Challenge
Copy each line below in which the string "this" occurs.

+++ Records for the exercise

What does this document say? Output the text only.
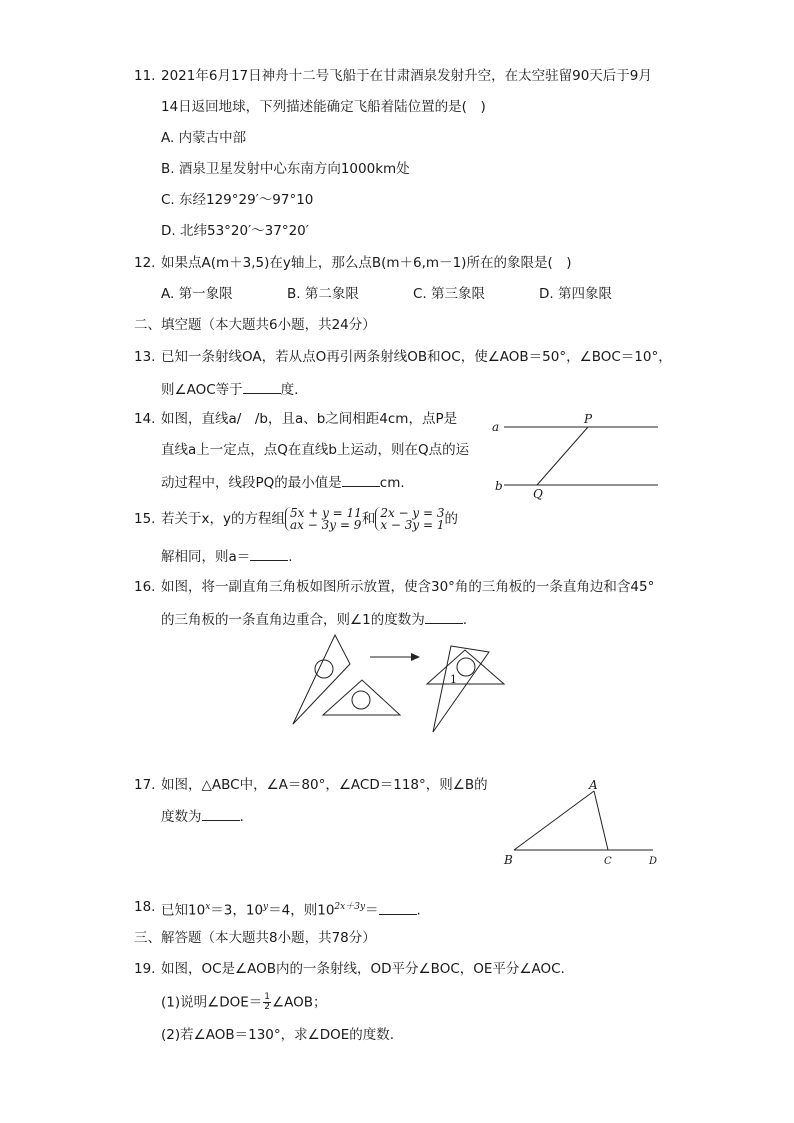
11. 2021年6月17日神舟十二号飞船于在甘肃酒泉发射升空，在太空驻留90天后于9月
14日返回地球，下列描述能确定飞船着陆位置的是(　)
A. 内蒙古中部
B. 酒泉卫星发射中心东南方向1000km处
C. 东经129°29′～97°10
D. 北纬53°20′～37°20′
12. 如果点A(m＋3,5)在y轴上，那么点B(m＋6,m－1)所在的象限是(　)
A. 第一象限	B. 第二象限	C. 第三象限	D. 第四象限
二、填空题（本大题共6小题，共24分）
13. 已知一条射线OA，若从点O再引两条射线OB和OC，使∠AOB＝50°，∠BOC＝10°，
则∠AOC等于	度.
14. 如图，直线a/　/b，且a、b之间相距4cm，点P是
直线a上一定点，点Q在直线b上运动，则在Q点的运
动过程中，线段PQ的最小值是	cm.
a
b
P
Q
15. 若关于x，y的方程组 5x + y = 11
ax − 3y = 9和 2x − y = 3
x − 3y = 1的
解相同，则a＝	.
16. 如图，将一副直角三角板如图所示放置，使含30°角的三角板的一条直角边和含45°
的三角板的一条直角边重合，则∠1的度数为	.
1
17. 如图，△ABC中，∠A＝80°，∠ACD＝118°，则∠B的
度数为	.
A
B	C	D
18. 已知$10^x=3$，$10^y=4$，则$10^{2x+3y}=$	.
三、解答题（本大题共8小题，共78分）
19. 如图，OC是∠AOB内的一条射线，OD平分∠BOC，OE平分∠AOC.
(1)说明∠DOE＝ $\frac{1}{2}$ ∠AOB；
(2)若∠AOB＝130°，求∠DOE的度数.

++++++
+++ Records for the exercise

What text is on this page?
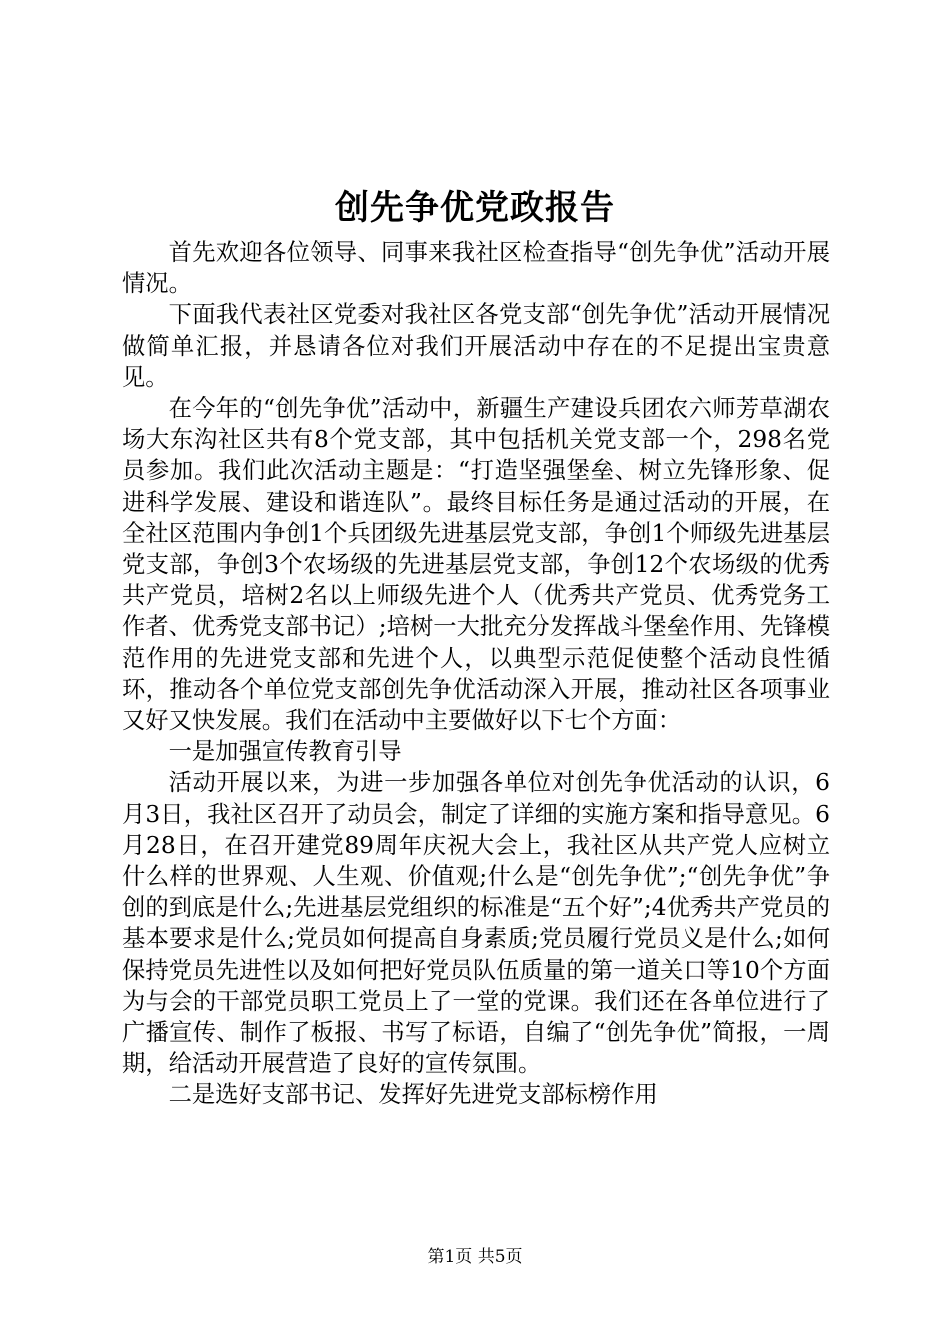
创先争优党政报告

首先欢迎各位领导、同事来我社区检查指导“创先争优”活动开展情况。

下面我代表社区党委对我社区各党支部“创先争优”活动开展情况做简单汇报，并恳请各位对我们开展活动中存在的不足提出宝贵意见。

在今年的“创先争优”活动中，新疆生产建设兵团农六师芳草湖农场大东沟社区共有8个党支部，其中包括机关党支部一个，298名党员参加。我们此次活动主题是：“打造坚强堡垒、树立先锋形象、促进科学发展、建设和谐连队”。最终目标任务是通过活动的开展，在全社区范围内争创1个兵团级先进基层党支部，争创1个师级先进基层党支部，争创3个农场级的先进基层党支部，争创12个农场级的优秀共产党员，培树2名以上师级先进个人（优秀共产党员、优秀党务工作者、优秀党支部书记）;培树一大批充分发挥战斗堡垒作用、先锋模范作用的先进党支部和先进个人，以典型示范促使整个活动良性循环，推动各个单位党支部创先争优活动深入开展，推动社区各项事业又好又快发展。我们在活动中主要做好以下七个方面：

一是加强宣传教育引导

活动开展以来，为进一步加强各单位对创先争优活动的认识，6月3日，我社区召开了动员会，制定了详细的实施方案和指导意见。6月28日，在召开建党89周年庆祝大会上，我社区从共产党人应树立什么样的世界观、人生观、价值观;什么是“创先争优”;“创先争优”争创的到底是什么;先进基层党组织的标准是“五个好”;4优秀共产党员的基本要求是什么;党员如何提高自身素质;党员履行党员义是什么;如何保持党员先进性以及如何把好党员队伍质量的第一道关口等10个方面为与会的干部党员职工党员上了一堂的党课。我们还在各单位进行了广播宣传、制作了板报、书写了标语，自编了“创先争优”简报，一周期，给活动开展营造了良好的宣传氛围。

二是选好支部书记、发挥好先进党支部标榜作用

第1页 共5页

++++++

Exercise output
What does this document say? Output the text only.
What text is on this page?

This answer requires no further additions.